### TAREFAS A CUMPRIR
(1) Imprima, do texto sobre a penhora, o trecho que começa nas palavras "Desenvolvendo um pouco" e termina logo após "ao credor exeqüente.".
(2) Apresente a continuação do texto sobre a penhora a partir da última frase mostrada.

### TEXTO FORNECIDO
Desenvolvendo um pouco mais a questão, em atenção às questões propostas no voto do Ministro Relator, não se olvida de que um dos efeitos da penhora perante o próprio devedor é a perda da posse direta (mesmo que o devedor seja o depositário, porquanto passa a ocupar a posição de detentor) e a perda da disponibilidade do bem penhorado, mas não de forma total, pois continua a ter o domínio da coisa, podendo dela dispor, em que pese tal disposição ser ineficaz em relação ao credor exeqüente.

Humberto Theodoro Júnior, sobre a relação de dominialidade do bem penhorado, elucida:


Juridicamente, portanto, nada impede que o executado venda, doe, permute, onere seu direito sobre o bem penhorado, pois nada obstante o efeito da penhora não se exerce sobre o direito (substancial) do credor, nem correlativamente, sobre a obrigação (substancial) do devedor a respeito dele; senão sobre a responsabilidade do devedor, correlativamente, sobre ação (executiva) do credor, a qual pode continuar exercitando-se como se o devedor não houvesse disposto o bem penhorado; portanto, a penhora atua em prejuízo de terceiros que tenham adquirido um direito real ou pessoal, ou ainda somente um privilégio, sobre o bem penhorado, no sentido de que, não obstante tal aquisição, o bem continua submetido à expropriação em prejuízo do terceiro e em favor do credor exeqüente e dos credores intervenientes.. (Curso de Direito Processual Civil, volume II, 41ª edição, pág. 296.)

### LISTAGEM
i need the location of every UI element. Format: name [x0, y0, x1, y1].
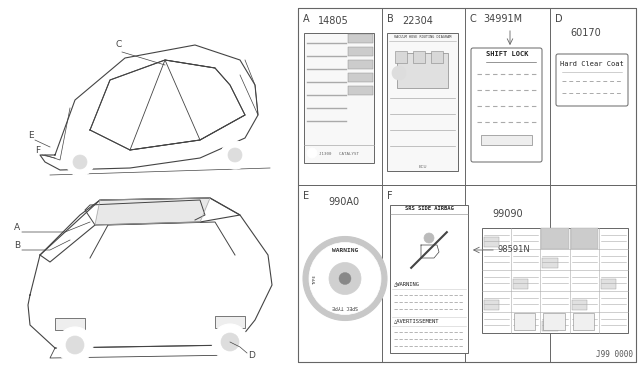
Circle shape	[73, 155, 87, 169]
Bar	[572, 237, 587, 247]
Circle shape	[309, 243, 381, 314]
Text: Hard Clear Coat: Hard Clear Coat	[560, 61, 624, 67]
Bar	[395, 51, 407, 63]
Circle shape	[221, 333, 239, 351]
Bar	[484, 237, 499, 247]
Text: 14805: 14805	[318, 16, 349, 26]
FancyBboxPatch shape	[471, 48, 542, 162]
Text: ECU: ECU	[419, 165, 427, 169]
Bar	[481, 135, 532, 145]
Bar	[601, 279, 616, 289]
Text: D: D	[555, 14, 563, 24]
FancyBboxPatch shape	[556, 54, 628, 106]
Circle shape	[401, 222, 457, 278]
Bar	[514, 313, 536, 330]
Bar	[542, 321, 557, 331]
Bar	[348, 47, 372, 56]
Circle shape	[66, 148, 94, 176]
Text: A: A	[14, 223, 20, 232]
Bar	[413, 51, 425, 63]
Bar	[571, 228, 598, 249]
Text: 22304: 22304	[402, 16, 433, 26]
Bar	[573, 313, 594, 330]
Circle shape	[57, 327, 93, 363]
Text: E: E	[28, 131, 34, 140]
Bar	[55, 318, 85, 330]
Text: C: C	[470, 14, 477, 24]
Bar	[542, 258, 557, 268]
Bar	[215, 316, 245, 328]
Polygon shape	[95, 198, 210, 225]
Text: A: A	[303, 14, 310, 24]
Text: B: B	[14, 241, 20, 250]
Bar	[513, 279, 528, 289]
Circle shape	[66, 336, 84, 354]
Circle shape	[303, 237, 387, 321]
Text: J1300   CATALYST: J1300 CATALYST	[319, 152, 359, 156]
Text: WARNING: WARNING	[332, 248, 358, 253]
Text: △WARNING: △WARNING	[394, 281, 420, 286]
Text: D: D	[248, 351, 255, 360]
Bar	[348, 60, 372, 69]
Text: C: C	[115, 40, 121, 49]
Text: VACUUM HOSE ROUTING DIAGRAM: VACUUM HOSE ROUTING DIAGRAM	[394, 35, 451, 39]
Text: SHIFT LOCK: SHIFT LOCK	[486, 51, 529, 57]
Bar	[397, 53, 448, 88]
Bar	[484, 300, 499, 310]
Text: F: F	[35, 146, 40, 155]
Bar	[304, 33, 374, 163]
Bar	[348, 34, 372, 43]
Text: 98591N: 98591N	[498, 245, 531, 254]
Text: △AVERTISSEMENT: △AVERTISSEMENT	[394, 318, 440, 323]
Bar	[298, 8, 636, 362]
Bar	[482, 228, 628, 333]
Text: 99090: 99090	[492, 209, 523, 219]
Text: 34991M: 34991M	[483, 14, 522, 24]
Text: 60170: 60170	[570, 28, 601, 38]
Text: J99 0000: J99 0000	[596, 350, 633, 359]
Bar	[348, 73, 372, 82]
Bar	[390, 205, 468, 353]
Bar	[348, 86, 372, 95]
Circle shape	[392, 66, 406, 80]
Bar	[431, 51, 443, 63]
Circle shape	[339, 273, 351, 285]
Text: 990A0: 990A0	[328, 197, 359, 207]
Text: E: E	[303, 191, 309, 201]
Circle shape	[329, 263, 361, 295]
Text: SRS SIDE AIRBAG: SRS SIDE AIRBAG	[404, 206, 453, 211]
Circle shape	[307, 148, 317, 158]
Bar	[572, 300, 587, 310]
Circle shape	[212, 324, 248, 360]
Text: B: B	[387, 14, 394, 24]
Bar	[543, 313, 564, 330]
Text: TYPE: TYPE	[313, 273, 317, 283]
Text: F: F	[387, 191, 392, 201]
Bar	[541, 228, 568, 249]
Circle shape	[476, 55, 483, 61]
Circle shape	[221, 141, 249, 169]
Text: SPEC TYPE: SPEC TYPE	[332, 304, 358, 309]
Bar	[387, 33, 458, 171]
Circle shape	[228, 148, 242, 162]
Circle shape	[424, 233, 434, 243]
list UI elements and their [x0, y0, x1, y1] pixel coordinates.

### RESPOSTAS POR TAREFA
(1)
Desenvolvendo um pouco mais a questão, em atenção às questões propostas no voto do Ministro Relator, não se olvida de que um dos efeitos da penhora perante o próprio devedor é a perda da posse direta (mesmo que o devedor seja o depositário, porquanto passa a ocupar a posição de detentor) e a perda da disponibilidade do bem penhorado, mas não de forma total, pois continua a ter o domínio da coisa, podendo dela dispor, em que pese tal disposição ser ineficaz em relação ao credor exeqüente.

(2)
Portanto, não há duvida de que a perfectibilização da penhora independe do seu registro e, nesse ponto, correto, a meu entender, o ilustre relator. Contudo, as disposições do parágrafo 4º do art. 659 do Código de Processo Civil exigem o registro da penhora a fim de salvaguardar direitos tanto do credor como de terceiros, pois, por meio do registro, a presunção do conhecimento da constrição sobre o imóvel é absoluta. E a importância disso está em que a alienação promovida em sede de fraude à execução é considerada ineficaz, porquanto não pode o adquirente alegar boa-fé por desconhecimento do gravame. Em razão disso é que a jurisprudência dominante nesta Corte, mesmo antes da Lei 8.953/94, já era no sentido de que o reconhecimento da fraude dependia de prévio registro.

E, como é de interesse do credor, a redação atual do artigo imputa a ele mesmo a responsabilidade pela efetivação do registro (atualmente averbação), de forma que a demora pode ser-lhe prejudicial caso tenha de se ver em meio a litígios em relação à alienação do bem penhorado, porque, nessa hipótese, terá de provar a má-fé do adquirente.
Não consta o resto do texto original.